WHAT TO DO:
Copy out the entries below, putting "clickable" wherever "interactable" appears and keeping everything else the same.

SOURCE MATERIAL:
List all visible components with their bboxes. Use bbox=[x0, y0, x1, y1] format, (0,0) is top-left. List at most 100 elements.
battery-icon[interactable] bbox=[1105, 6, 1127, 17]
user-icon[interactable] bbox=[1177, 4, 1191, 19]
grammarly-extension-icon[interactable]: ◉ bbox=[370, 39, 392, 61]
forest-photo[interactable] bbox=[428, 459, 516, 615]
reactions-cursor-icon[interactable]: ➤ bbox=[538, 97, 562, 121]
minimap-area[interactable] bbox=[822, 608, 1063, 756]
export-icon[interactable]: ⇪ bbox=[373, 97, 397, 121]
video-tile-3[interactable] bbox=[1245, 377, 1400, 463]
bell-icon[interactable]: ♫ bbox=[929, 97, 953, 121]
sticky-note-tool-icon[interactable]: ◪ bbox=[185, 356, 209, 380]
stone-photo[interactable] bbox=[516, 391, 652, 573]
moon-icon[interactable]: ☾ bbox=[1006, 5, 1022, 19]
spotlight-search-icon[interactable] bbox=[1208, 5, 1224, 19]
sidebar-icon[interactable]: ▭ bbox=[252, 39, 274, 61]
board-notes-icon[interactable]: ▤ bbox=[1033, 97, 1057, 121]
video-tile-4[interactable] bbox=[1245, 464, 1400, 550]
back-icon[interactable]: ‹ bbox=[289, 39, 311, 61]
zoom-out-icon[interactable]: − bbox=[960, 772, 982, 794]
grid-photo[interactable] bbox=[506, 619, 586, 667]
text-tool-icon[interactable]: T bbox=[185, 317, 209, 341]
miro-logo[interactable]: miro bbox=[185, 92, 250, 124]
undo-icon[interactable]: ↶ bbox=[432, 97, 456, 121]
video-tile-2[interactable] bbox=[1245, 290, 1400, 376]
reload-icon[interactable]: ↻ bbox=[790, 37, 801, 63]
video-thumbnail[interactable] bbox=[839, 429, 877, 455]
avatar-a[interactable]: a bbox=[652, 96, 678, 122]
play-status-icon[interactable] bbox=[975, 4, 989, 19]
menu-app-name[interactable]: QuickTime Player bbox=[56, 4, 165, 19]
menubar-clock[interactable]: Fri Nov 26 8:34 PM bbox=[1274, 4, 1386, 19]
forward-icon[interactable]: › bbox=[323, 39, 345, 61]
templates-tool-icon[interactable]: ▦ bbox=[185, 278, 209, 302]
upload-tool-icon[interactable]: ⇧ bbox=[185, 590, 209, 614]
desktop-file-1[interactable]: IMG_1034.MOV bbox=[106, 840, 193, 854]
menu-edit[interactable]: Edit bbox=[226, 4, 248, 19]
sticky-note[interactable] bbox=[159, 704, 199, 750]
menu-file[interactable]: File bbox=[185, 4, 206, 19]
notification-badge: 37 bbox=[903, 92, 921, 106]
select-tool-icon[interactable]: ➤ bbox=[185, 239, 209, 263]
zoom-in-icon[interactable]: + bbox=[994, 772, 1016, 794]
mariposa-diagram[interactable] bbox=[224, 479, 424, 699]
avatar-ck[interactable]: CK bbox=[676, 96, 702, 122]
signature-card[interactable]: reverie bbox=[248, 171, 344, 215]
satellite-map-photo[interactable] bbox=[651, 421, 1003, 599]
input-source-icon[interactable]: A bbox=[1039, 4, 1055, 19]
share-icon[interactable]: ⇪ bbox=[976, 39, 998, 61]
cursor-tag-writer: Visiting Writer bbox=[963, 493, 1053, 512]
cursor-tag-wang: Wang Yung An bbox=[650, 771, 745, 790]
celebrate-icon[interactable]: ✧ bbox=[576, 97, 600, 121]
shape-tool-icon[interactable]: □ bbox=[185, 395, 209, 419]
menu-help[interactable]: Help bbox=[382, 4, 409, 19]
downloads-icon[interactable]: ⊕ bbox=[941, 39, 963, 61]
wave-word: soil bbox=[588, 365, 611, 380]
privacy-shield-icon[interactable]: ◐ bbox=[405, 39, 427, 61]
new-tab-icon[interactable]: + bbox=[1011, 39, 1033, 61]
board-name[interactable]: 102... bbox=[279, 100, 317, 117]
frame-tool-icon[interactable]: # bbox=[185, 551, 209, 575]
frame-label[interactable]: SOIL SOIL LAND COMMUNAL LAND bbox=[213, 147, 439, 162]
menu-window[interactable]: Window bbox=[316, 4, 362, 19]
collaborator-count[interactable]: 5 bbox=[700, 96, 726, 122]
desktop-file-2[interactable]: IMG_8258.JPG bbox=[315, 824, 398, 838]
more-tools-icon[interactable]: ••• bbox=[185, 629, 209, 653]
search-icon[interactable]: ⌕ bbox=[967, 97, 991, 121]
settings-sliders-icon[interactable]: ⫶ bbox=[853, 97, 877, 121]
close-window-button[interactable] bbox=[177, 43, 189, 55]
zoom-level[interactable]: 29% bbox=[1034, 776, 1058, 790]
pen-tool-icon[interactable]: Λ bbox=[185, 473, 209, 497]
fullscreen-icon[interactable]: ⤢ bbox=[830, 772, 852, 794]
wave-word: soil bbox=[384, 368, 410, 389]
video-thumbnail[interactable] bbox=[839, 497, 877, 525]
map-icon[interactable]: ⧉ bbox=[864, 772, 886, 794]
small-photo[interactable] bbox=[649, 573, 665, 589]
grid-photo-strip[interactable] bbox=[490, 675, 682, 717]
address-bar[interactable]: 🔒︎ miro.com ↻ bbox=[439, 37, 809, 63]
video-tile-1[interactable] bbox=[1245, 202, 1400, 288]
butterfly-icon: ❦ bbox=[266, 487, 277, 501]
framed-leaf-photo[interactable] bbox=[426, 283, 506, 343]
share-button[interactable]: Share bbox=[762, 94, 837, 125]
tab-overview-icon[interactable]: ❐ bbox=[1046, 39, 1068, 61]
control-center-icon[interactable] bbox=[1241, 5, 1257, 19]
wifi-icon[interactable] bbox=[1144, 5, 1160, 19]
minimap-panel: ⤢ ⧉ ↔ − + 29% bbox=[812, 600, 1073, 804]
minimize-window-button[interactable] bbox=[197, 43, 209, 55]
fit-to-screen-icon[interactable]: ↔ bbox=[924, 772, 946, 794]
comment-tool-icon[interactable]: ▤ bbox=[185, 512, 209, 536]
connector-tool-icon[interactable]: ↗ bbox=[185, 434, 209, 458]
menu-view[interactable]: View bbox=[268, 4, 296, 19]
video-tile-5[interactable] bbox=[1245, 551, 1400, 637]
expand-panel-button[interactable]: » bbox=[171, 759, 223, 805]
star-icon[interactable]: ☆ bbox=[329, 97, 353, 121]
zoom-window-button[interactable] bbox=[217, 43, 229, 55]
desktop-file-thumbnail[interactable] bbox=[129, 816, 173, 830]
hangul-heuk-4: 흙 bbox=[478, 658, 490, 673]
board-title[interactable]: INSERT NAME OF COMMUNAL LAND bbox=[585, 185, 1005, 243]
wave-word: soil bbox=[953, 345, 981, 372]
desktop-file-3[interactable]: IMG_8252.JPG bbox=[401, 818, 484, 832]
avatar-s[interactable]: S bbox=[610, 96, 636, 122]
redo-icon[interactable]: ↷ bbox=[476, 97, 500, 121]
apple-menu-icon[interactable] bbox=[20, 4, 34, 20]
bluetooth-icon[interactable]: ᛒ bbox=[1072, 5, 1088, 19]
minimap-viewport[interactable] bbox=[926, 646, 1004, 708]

SOLVED PROBLEM:
List all visible components with their bboxes. Use bbox=[x0, y0, x1, y1] format, (0,0) is top-left. List at most 100 elements.
battery-icon[clickable] bbox=[1105, 6, 1127, 17]
user-icon[clickable] bbox=[1177, 4, 1191, 19]
grammarly-extension-icon[clickable]: ◉ bbox=[370, 39, 392, 61]
forest-photo[clickable] bbox=[428, 459, 516, 615]
reactions-cursor-icon[clickable]: ➤ bbox=[538, 97, 562, 121]
minimap-area[clickable] bbox=[822, 608, 1063, 756]
export-icon[clickable]: ⇪ bbox=[373, 97, 397, 121]
video-tile-3[clickable] bbox=[1245, 377, 1400, 463]
bell-icon[clickable]: ♫ bbox=[929, 97, 953, 121]
sticky-note-tool-icon[clickable]: ◪ bbox=[185, 356, 209, 380]
stone-photo[clickable] bbox=[516, 391, 652, 573]
moon-icon[clickable]: ☾ bbox=[1006, 5, 1022, 19]
spotlight-search-icon[clickable] bbox=[1208, 5, 1224, 19]
sidebar-icon[clickable]: ▭ bbox=[252, 39, 274, 61]
board-notes-icon[clickable]: ▤ bbox=[1033, 97, 1057, 121]
video-tile-4[clickable] bbox=[1245, 464, 1400, 550]
back-icon[clickable]: ‹ bbox=[289, 39, 311, 61]
zoom-out-icon[clickable]: − bbox=[960, 772, 982, 794]
grid-photo[clickable] bbox=[506, 619, 586, 667]
text-tool-icon[clickable]: T bbox=[185, 317, 209, 341]
miro-logo[clickable]: miro bbox=[185, 92, 250, 124]
undo-icon[clickable]: ↶ bbox=[432, 97, 456, 121]
video-tile-2[clickable] bbox=[1245, 290, 1400, 376]
reload-icon[clickable]: ↻ bbox=[790, 37, 801, 63]
video-thumbnail[clickable] bbox=[839, 429, 877, 455]
avatar-a[clickable]: a bbox=[652, 96, 678, 122]
play-status-icon[clickable] bbox=[975, 4, 989, 19]
menu-app-name[clickable]: QuickTime Player bbox=[56, 4, 165, 19]
menubar-clock[clickable]: Fri Nov 26 8:34 PM bbox=[1274, 4, 1386, 19]
forward-icon[clickable]: › bbox=[323, 39, 345, 61]
templates-tool-icon[clickable]: ▦ bbox=[185, 278, 209, 302]
upload-tool-icon[clickable]: ⇧ bbox=[185, 590, 209, 614]
desktop-file-1[clickable]: IMG_1034.MOV bbox=[106, 840, 193, 854]
menu-edit[clickable]: Edit bbox=[226, 4, 248, 19]
sticky-note[clickable] bbox=[159, 704, 199, 750]
menu-file[clickable]: File bbox=[185, 4, 206, 19]
notification-badge: 37 bbox=[903, 92, 921, 106]
select-tool-icon[clickable]: ➤ bbox=[185, 239, 209, 263]
zoom-in-icon[clickable]: + bbox=[994, 772, 1016, 794]
mariposa-diagram[clickable] bbox=[224, 479, 424, 699]
avatar-ck[clickable]: CK bbox=[676, 96, 702, 122]
signature-card[clickable]: reverie bbox=[248, 171, 344, 215]
satellite-map-photo[clickable] bbox=[651, 421, 1003, 599]
input-source-icon[clickable]: A bbox=[1039, 4, 1055, 19]
share-icon[clickable]: ⇪ bbox=[976, 39, 998, 61]
cursor-tag-writer: Visiting Writer bbox=[963, 493, 1053, 512]
cursor-tag-wang: Wang Yung An bbox=[650, 771, 745, 790]
celebrate-icon[clickable]: ✧ bbox=[576, 97, 600, 121]
shape-tool-icon[clickable]: □ bbox=[185, 395, 209, 419]
menu-help[clickable]: Help bbox=[382, 4, 409, 19]
downloads-icon[clickable]: ⊕ bbox=[941, 39, 963, 61]
wave-word: soil bbox=[588, 365, 611, 380]
privacy-shield-icon[clickable]: ◐ bbox=[405, 39, 427, 61]
new-tab-icon[clickable]: + bbox=[1011, 39, 1033, 61]
board-name[clickable]: 102... bbox=[279, 100, 317, 117]
frame-tool-icon[clickable]: # bbox=[185, 551, 209, 575]
frame-label[clickable]: SOIL SOIL LAND COMMUNAL LAND bbox=[213, 147, 439, 162]
menu-window[clickable]: Window bbox=[316, 4, 362, 19]
collaborator-count[clickable]: 5 bbox=[700, 96, 726, 122]
desktop-file-2[clickable]: IMG_8258.JPG bbox=[315, 824, 398, 838]
more-tools-icon[clickable]: ••• bbox=[185, 629, 209, 653]
search-icon[clickable]: ⌕ bbox=[967, 97, 991, 121]
settings-sliders-icon[clickable]: ⫶ bbox=[853, 97, 877, 121]
close-window-button[clickable] bbox=[177, 43, 189, 55]
zoom-level[clickable]: 29% bbox=[1034, 776, 1058, 790]
pen-tool-icon[clickable]: Λ bbox=[185, 473, 209, 497]
fullscreen-icon[clickable]: ⤢ bbox=[830, 772, 852, 794]
wave-word: soil bbox=[384, 368, 410, 389]
video-thumbnail[clickable] bbox=[839, 497, 877, 525]
map-icon[clickable]: ⧉ bbox=[864, 772, 886, 794]
small-photo[clickable] bbox=[649, 573, 665, 589]
grid-photo-strip[clickable] bbox=[490, 675, 682, 717]
address-bar[clickable]: 🔒︎ miro.com ↻ bbox=[439, 37, 809, 63]
video-tile-1[clickable] bbox=[1245, 202, 1400, 288]
butterfly-icon: ❦ bbox=[266, 487, 277, 501]
framed-leaf-photo[clickable] bbox=[426, 283, 506, 343]
share-button[clickable]: Share bbox=[762, 94, 837, 125]
tab-overview-icon[clickable]: ❐ bbox=[1046, 39, 1068, 61]
control-center-icon[clickable] bbox=[1241, 5, 1257, 19]
wifi-icon[clickable] bbox=[1144, 5, 1160, 19]
minimap-panel: ⤢ ⧉ ↔ − + 29% bbox=[812, 600, 1073, 804]
minimize-window-button[clickable] bbox=[197, 43, 209, 55]
fit-to-screen-icon[clickable]: ↔ bbox=[924, 772, 946, 794]
comment-tool-icon[clickable]: ▤ bbox=[185, 512, 209, 536]
connector-tool-icon[clickable]: ↗ bbox=[185, 434, 209, 458]
menu-view[clickable]: View bbox=[268, 4, 296, 19]
video-tile-5[clickable] bbox=[1245, 551, 1400, 637]
expand-panel-button[clickable]: » bbox=[171, 759, 223, 805]
star-icon[clickable]: ☆ bbox=[329, 97, 353, 121]
zoom-window-button[clickable] bbox=[217, 43, 229, 55]
desktop-file-thumbnail[clickable] bbox=[129, 816, 173, 830]
hangul-heuk-4: 흙 bbox=[478, 658, 490, 673]
board-title[clickable]: INSERT NAME OF COMMUNAL LAND bbox=[585, 185, 1005, 243]
wave-word: soil bbox=[953, 345, 981, 372]
desktop-file-3[clickable]: IMG_8252.JPG bbox=[401, 818, 484, 832]
avatar-s[clickable]: S bbox=[610, 96, 636, 122]
redo-icon[clickable]: ↷ bbox=[476, 97, 500, 121]
apple-menu-icon[clickable] bbox=[20, 4, 34, 20]
bluetooth-icon[clickable]: ᛒ bbox=[1072, 5, 1088, 19]
minimap-viewport[clickable] bbox=[926, 646, 1004, 708]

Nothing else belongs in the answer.